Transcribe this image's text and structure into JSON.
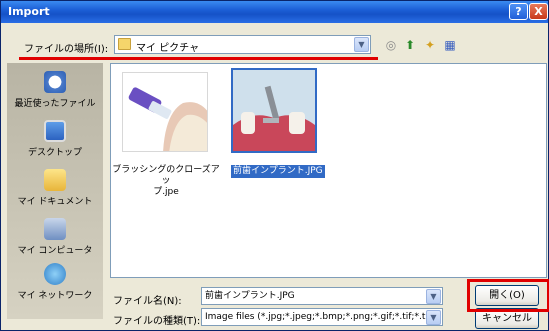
{
  "window": {
    "title": "Import",
    "help_symbol": "?",
    "close_symbol": "X"
  },
  "lookin": {
    "label": "ファイルの場所(I):",
    "value": "マイ ピクチャ"
  },
  "places": [
    {
      "label": "最近使ったファイル",
      "icon": "recent-icon"
    },
    {
      "label": "デスクトップ",
      "icon": "desktop-icon"
    },
    {
      "label": "マイ ドキュメント",
      "icon": "my-documents-icon"
    },
    {
      "label": "マイ コンピュータ",
      "icon": "my-computer-icon"
    },
    {
      "label": "マイ ネットワーク",
      "icon": "my-network-icon"
    }
  ],
  "files": [
    {
      "name_line1": "ブラッシングのクローズアッ",
      "name_line2": "プ.jpe",
      "selected": false
    },
    {
      "name": "前歯インプラント.JPG",
      "selected": true
    }
  ],
  "filename": {
    "label": "ファイル名(N):",
    "value": "前歯インプラント.JPG"
  },
  "filetype": {
    "label": "ファイルの種類(T):",
    "value": "Image files (*.jpg;*.jpeg;*.bmp;*.png;*.gif;*.tif;*.tiff)"
  },
  "buttons": {
    "open": "開く(O)",
    "cancel": "キャンセル"
  },
  "colors": {
    "highlight": "#e00000",
    "selection": "#316ac5"
  }
}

○ ○ ○

#### REQUEST
Transcribe the entries above verbatim, omitting their pictures.

#### SOLUTION
Transcribe this image's text and structure into JSON.
{
  "window": {
    "title": "Import",
    "help_symbol": "?",
    "close_symbol": "X"
  },
  "lookin": {
    "label": "ファイルの場所(I):",
    "value": "マイ ピクチャ"
  },
  "places": [
    {
      "label": "最近使ったファイル",
      "icon": "recent-icon"
    },
    {
      "label": "デスクトップ",
      "icon": "desktop-icon"
    },
    {
      "label": "マイ ドキュメント",
      "icon": "my-documents-icon"
    },
    {
      "label": "マイ コンピュータ",
      "icon": "my-computer-icon"
    },
    {
      "label": "マイ ネットワーク",
      "icon": "my-network-icon"
    }
  ],
  "files": [
    {
      "name_line1": "ブラッシングのクローズアッ",
      "name_line2": "プ.jpe",
      "selected": false
    },
    {
      "name": "前歯インプラント.JPG",
      "selected": true
    }
  ],
  "filename": {
    "label": "ファイル名(N):",
    "value": "前歯インプラント.JPG"
  },
  "filetype": {
    "label": "ファイルの種類(T):",
    "value": "Image files (*.jpg;*.jpeg;*.bmp;*.png;*.gif;*.tif;*.tiff)"
  },
  "buttons": {
    "open": "開く(O)",
    "cancel": "キャンセル"
  },
  "colors": {
    "highlight": "#e00000",
    "selection": "#316ac5"
  }
}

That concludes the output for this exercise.